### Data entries
<<<<
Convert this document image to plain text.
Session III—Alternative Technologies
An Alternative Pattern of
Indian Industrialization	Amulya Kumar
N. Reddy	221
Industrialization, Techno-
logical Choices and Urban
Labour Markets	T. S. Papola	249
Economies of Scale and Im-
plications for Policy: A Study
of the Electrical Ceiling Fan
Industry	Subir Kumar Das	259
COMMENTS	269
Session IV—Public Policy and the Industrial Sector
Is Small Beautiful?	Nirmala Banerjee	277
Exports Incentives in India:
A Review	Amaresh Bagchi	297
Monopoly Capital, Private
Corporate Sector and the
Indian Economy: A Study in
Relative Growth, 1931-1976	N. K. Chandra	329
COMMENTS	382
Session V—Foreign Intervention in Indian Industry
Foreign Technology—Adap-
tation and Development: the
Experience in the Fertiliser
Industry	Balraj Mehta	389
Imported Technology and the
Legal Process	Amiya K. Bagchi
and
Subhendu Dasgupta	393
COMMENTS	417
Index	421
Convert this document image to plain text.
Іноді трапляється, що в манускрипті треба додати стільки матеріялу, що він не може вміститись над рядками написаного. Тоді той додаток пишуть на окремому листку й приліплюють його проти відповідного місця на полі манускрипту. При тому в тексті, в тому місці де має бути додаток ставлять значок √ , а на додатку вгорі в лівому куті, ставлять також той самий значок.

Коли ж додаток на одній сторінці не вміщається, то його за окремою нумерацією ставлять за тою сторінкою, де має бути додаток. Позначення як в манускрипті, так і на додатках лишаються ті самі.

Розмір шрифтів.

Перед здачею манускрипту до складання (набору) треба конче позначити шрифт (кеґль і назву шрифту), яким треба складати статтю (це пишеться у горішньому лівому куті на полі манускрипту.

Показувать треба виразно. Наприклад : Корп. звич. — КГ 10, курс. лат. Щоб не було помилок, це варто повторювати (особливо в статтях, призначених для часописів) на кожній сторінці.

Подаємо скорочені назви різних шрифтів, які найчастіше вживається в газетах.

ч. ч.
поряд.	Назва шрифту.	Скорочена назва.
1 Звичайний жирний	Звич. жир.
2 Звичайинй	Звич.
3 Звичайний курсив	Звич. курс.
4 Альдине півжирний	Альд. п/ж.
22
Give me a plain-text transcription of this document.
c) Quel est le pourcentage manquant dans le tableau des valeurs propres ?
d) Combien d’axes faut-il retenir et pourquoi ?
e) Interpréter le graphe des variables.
>>>>
### INSTRUCTION
Return the listing above in full, character for character.

### FINAL ANSWER
Convert this document image to plain text.
Session III—Alternative Technologies
An Alternative Pattern of
Indian Industrialization	Amulya Kumar
N. Reddy	221
Industrialization, Techno-
logical Choices and Urban
Labour Markets	T. S. Papola	249
Economies of Scale and Im-
plications for Policy: A Study
of the Electrical Ceiling Fan
Industry	Subir Kumar Das	259
COMMENTS	269
Session IV—Public Policy and the Industrial Sector
Is Small Beautiful?	Nirmala Banerjee	277
Exports Incentives in India:
A Review	Amaresh Bagchi	297
Monopoly Capital, Private
Corporate Sector and the
Indian Economy: A Study in
Relative Growth, 1931-1976	N. K. Chandra	329
COMMENTS	382
Session V—Foreign Intervention in Indian Industry
Foreign Technology—Adap-
tation and Development: the
Experience in the Fertiliser
Industry	Balraj Mehta	389
Imported Technology and the
Legal Process	Amiya K. Bagchi
and
Subhendu Dasgupta	393
COMMENTS	417
Index	421
Convert this document image to plain text.
Іноді трапляється, що в манускрипті треба додати стільки матеріялу, що він не може вміститись над рядками написаного. Тоді той додаток пишуть на окремому листку й приліплюють його проти відповідного місця на полі манускрипту. При тому в тексті, в тому місці де має бути додаток ставлять значок √ , а на додатку вгорі в лівому куті, ставлять також той самий значок.

Коли ж додаток на одній сторінці не вміщається, то його за окремою нумерацією ставлять за тою сторінкою, де має бути додаток. Позначення як в манускрипті, так і на додатках лишаються ті самі.

Розмір шрифтів.

Перед здачею манускрипту до складання (набору) треба конче позначити шрифт (кеґль і назву шрифту), яким треба складати статтю (це пишеться у горішньому лівому куті на полі манускрипту.

Показувать треба виразно. Наприклад : Корп. звич. — КГ 10, курс. лат. Щоб не було помилок, це варто повторювати (особливо в статтях, призначених для часописів) на кожній сторінці.

Подаємо скорочені назви різних шрифтів, які найчастіше вживається в газетах.

ч. ч.
поряд.	Назва шрифту.	Скорочена назва.
1 Звичайний жирний	Звич. жир.
2 Звичайинй	Звич.
3 Звичайний курсив	Звич. курс.
4 Альдине півжирний	Альд. п/ж.
22
Give me a plain-text transcription of this document.
c) Quel est le pourcentage manquant dans le tableau des valeurs propres ?
d) Combien d’axes faut-il retenir et pourquoi ?
e) Interpréter le graphe des variables.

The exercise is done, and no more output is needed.